Task details:
Count every line in the data below where "Bursitis" occurs, then state that number and nothing more.

******

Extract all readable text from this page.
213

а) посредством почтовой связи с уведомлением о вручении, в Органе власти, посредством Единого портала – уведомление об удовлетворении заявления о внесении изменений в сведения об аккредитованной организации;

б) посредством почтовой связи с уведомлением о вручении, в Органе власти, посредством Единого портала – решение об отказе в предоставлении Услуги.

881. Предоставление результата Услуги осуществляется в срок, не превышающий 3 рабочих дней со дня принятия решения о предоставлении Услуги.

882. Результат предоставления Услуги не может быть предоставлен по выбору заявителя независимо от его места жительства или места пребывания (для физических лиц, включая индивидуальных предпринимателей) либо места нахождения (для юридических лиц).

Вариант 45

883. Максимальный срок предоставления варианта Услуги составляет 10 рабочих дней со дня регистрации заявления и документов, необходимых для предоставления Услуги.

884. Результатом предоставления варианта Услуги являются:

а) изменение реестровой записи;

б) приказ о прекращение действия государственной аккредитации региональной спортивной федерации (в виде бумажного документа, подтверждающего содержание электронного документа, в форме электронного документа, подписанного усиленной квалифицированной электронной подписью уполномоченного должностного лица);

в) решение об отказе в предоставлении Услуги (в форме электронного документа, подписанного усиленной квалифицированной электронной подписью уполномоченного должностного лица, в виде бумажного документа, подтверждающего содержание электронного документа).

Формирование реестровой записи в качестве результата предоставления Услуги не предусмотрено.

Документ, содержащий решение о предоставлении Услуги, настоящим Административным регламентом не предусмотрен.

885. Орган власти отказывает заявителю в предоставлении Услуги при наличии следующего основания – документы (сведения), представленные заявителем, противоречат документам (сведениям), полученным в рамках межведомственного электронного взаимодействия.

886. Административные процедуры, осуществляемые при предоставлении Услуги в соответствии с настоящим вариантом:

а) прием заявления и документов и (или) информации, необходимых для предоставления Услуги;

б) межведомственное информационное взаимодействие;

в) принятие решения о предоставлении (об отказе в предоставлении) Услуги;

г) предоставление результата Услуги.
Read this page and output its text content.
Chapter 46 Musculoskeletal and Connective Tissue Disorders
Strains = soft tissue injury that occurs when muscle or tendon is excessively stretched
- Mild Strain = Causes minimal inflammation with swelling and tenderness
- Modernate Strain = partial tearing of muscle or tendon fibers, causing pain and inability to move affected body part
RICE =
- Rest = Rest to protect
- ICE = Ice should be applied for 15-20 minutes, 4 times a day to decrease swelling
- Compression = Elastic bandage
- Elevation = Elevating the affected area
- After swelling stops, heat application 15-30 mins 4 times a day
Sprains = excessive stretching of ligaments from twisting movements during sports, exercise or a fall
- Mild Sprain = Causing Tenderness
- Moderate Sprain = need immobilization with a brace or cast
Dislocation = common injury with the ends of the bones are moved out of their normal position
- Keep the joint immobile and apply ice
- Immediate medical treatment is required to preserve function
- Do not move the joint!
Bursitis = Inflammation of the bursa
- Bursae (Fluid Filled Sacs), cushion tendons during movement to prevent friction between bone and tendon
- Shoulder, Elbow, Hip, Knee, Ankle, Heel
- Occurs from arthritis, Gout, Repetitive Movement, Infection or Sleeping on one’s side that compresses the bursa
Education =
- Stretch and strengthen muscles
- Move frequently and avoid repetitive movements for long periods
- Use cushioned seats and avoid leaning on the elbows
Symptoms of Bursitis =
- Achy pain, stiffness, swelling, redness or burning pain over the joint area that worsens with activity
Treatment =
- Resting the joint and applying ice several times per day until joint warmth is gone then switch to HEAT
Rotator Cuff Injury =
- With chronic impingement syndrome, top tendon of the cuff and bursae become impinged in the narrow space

******

Full solution:
2